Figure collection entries

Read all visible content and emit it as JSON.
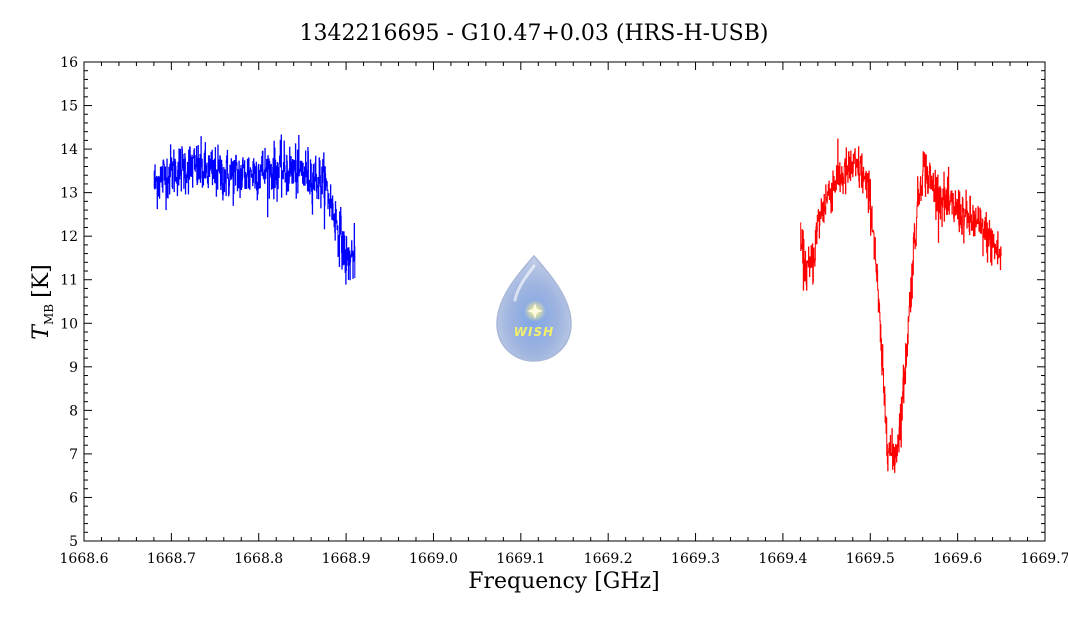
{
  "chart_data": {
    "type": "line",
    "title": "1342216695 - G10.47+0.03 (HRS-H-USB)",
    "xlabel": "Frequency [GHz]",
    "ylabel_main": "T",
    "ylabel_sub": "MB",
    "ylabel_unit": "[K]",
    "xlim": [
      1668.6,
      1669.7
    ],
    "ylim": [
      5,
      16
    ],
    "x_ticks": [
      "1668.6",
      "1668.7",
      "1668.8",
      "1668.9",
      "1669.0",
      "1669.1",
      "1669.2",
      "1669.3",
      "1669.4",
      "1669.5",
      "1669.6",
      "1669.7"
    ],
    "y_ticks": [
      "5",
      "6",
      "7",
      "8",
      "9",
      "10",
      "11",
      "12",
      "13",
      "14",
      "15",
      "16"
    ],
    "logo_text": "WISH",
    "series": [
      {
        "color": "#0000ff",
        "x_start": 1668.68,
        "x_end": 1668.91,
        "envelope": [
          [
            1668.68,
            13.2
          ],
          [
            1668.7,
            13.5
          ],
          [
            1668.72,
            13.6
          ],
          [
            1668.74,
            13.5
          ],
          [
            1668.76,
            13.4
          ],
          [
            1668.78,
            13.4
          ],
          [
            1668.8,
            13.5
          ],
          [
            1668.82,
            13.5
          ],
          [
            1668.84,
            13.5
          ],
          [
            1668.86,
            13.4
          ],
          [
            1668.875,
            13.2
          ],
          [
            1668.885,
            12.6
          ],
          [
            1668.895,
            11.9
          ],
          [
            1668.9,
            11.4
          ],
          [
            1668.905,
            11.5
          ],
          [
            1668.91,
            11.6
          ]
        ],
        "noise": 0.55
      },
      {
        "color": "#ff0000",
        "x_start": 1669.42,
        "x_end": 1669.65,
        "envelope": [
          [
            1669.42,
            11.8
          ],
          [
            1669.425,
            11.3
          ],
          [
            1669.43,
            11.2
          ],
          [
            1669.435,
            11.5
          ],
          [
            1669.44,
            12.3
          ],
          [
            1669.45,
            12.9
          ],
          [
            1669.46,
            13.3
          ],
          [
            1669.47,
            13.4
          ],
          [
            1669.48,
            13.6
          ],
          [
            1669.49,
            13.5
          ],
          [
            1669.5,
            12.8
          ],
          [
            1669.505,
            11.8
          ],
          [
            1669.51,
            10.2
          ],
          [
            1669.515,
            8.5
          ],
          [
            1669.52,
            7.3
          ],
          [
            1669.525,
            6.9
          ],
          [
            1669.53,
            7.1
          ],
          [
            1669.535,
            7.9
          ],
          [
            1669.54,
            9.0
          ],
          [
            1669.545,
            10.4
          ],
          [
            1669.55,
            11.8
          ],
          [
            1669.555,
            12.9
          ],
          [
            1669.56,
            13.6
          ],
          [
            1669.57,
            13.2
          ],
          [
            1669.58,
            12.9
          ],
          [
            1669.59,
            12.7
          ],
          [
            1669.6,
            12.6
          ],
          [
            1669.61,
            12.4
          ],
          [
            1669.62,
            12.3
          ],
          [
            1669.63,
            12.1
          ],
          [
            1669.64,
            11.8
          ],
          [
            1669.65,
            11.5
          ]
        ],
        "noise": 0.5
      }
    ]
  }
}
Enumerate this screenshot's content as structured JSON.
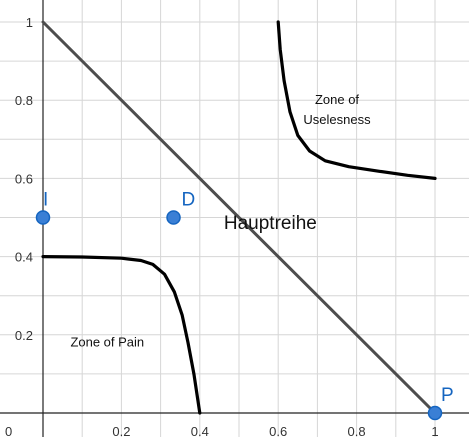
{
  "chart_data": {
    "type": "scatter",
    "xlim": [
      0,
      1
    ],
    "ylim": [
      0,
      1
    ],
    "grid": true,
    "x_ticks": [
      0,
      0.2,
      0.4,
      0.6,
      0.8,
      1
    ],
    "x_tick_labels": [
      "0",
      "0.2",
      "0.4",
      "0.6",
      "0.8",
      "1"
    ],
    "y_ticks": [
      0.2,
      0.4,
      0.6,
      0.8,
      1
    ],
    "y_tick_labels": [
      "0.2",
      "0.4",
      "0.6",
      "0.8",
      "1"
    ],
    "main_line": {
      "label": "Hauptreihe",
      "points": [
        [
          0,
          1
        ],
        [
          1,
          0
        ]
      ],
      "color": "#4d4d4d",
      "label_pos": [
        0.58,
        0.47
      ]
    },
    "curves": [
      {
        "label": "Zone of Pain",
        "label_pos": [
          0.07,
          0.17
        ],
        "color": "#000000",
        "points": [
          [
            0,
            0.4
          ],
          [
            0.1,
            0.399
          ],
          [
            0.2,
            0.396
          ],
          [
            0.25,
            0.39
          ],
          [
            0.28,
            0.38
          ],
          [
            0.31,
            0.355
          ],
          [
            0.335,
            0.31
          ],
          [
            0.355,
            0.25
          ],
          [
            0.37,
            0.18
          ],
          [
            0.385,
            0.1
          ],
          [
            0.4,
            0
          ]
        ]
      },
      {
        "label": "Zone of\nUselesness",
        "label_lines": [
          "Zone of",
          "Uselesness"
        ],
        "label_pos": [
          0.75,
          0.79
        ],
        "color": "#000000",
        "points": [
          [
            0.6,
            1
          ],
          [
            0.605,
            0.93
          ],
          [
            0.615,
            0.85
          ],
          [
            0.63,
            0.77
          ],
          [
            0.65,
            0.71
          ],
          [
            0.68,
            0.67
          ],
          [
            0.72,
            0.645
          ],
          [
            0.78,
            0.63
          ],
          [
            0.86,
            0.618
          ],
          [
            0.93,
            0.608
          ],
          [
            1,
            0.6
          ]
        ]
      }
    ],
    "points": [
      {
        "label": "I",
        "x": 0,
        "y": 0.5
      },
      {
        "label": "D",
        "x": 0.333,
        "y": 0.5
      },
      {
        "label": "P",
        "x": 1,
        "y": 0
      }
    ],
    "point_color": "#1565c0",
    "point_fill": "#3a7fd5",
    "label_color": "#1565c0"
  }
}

● **Task goal**: Copy the entries above faithfully and omit every image.

● **Result for this exercise**:
Read all visible content and emit it as JSON.
{
  "chart_data": {
    "type": "line",
    "title": "1342216695 - G10.47+0.03 (HRS-H-USB)",
    "xlabel": "Frequency [GHz]",
    "ylabel_main": "T",
    "ylabel_sub": "MB",
    "ylabel_unit": "[K]",
    "xlim": [
      1668.6,
      1669.7
    ],
    "ylim": [
      5,
      16
    ],
    "x_ticks": [
      "1668.6",
      "1668.7",
      "1668.8",
      "1668.9",
      "1669.0",
      "1669.1",
      "1669.2",
      "1669.3",
      "1669.4",
      "1669.5",
      "1669.6",
      "1669.7"
    ],
    "y_ticks": [
      "5",
      "6",
      "7",
      "8",
      "9",
      "10",
      "11",
      "12",
      "13",
      "14",
      "15",
      "16"
    ],
    "logo_text": "WISH",
    "series": [
      {
        "color": "#0000ff",
        "x_start": 1668.68,
        "x_end": 1668.91,
        "envelope": [
          [
            1668.68,
            13.2
          ],
          [
            1668.7,
            13.5
          ],
          [
            1668.72,
            13.6
          ],
          [
            1668.74,
            13.5
          ],
          [
            1668.76,
            13.4
          ],
          [
            1668.78,
            13.4
          ],
          [
            1668.8,
            13.5
          ],
          [
            1668.82,
            13.5
          ],
          [
            1668.84,
            13.5
          ],
          [
            1668.86,
            13.4
          ],
          [
            1668.875,
            13.2
          ],
          [
            1668.885,
            12.6
          ],
          [
            1668.895,
            11.9
          ],
          [
            1668.9,
            11.4
          ],
          [
            1668.905,
            11.5
          ],
          [
            1668.91,
            11.6
          ]
        ],
        "noise": 0.55
      },
      {
        "color": "#ff0000",
        "x_start": 1669.42,
        "x_end": 1669.65,
        "envelope": [
          [
            1669.42,
            11.8
          ],
          [
            1669.425,
            11.3
          ],
          [
            1669.43,
            11.2
          ],
          [
            1669.435,
            11.5
          ],
          [
            1669.44,
            12.3
          ],
          [
            1669.45,
            12.9
          ],
          [
            1669.46,
            13.3
          ],
          [
            1669.47,
            13.4
          ],
          [
            1669.48,
            13.6
          ],
          [
            1669.49,
            13.5
          ],
          [
            1669.5,
            12.8
          ],
          [
            1669.505,
            11.8
          ],
          [
            1669.51,
            10.2
          ],
          [
            1669.515,
            8.5
          ],
          [
            1669.52,
            7.3
          ],
          [
            1669.525,
            6.9
          ],
          [
            1669.53,
            7.1
          ],
          [
            1669.535,
            7.9
          ],
          [
            1669.54,
            9.0
          ],
          [
            1669.545,
            10.4
          ],
          [
            1669.55,
            11.8
          ],
          [
            1669.555,
            12.9
          ],
          [
            1669.56,
            13.6
          ],
          [
            1669.57,
            13.2
          ],
          [
            1669.58,
            12.9
          ],
          [
            1669.59,
            12.7
          ],
          [
            1669.6,
            12.6
          ],
          [
            1669.61,
            12.4
          ],
          [
            1669.62,
            12.3
          ],
          [
            1669.63,
            12.1
          ],
          [
            1669.64,
            11.8
          ],
          [
            1669.65,
            11.5
          ]
        ],
        "noise": 0.5
      }
    ]
  }
}
Enumerate this screenshot's content as structured JSON.
{
  "chart_data": {
    "type": "scatter",
    "xlim": [
      0,
      1
    ],
    "ylim": [
      0,
      1
    ],
    "grid": true,
    "x_ticks": [
      0,
      0.2,
      0.4,
      0.6,
      0.8,
      1
    ],
    "x_tick_labels": [
      "0",
      "0.2",
      "0.4",
      "0.6",
      "0.8",
      "1"
    ],
    "y_ticks": [
      0.2,
      0.4,
      0.6,
      0.8,
      1
    ],
    "y_tick_labels": [
      "0.2",
      "0.4",
      "0.6",
      "0.8",
      "1"
    ],
    "main_line": {
      "label": "Hauptreihe",
      "points": [
        [
          0,
          1
        ],
        [
          1,
          0
        ]
      ],
      "color": "#4d4d4d",
      "label_pos": [
        0.58,
        0.47
      ]
    },
    "curves": [
      {
        "label": "Zone of Pain",
        "label_pos": [
          0.07,
          0.17
        ],
        "color": "#000000",
        "points": [
          [
            0,
            0.4
          ],
          [
            0.1,
            0.399
          ],
          [
            0.2,
            0.396
          ],
          [
            0.25,
            0.39
          ],
          [
            0.28,
            0.38
          ],
          [
            0.31,
            0.355
          ],
          [
            0.335,
            0.31
          ],
          [
            0.355,
            0.25
          ],
          [
            0.37,
            0.18
          ],
          [
            0.385,
            0.1
          ],
          [
            0.4,
            0
          ]
        ]
      },
      {
        "label": "Zone of\nUselesness",
        "label_lines": [
          "Zone of",
          "Uselesness"
        ],
        "label_pos": [
          0.75,
          0.79
        ],
        "color": "#000000",
        "points": [
          [
            0.6,
            1
          ],
          [
            0.605,
            0.93
          ],
          [
            0.615,
            0.85
          ],
          [
            0.63,
            0.77
          ],
          [
            0.65,
            0.71
          ],
          [
            0.68,
            0.67
          ],
          [
            0.72,
            0.645
          ],
          [
            0.78,
            0.63
          ],
          [
            0.86,
            0.618
          ],
          [
            0.93,
            0.608
          ],
          [
            1,
            0.6
          ]
        ]
      }
    ],
    "points": [
      {
        "label": "I",
        "x": 0,
        "y": 0.5
      },
      {
        "label": "D",
        "x": 0.333,
        "y": 0.5
      },
      {
        "label": "P",
        "x": 1,
        "y": 0
      }
    ],
    "point_color": "#1565c0",
    "point_fill": "#3a7fd5",
    "label_color": "#1565c0"
  }
}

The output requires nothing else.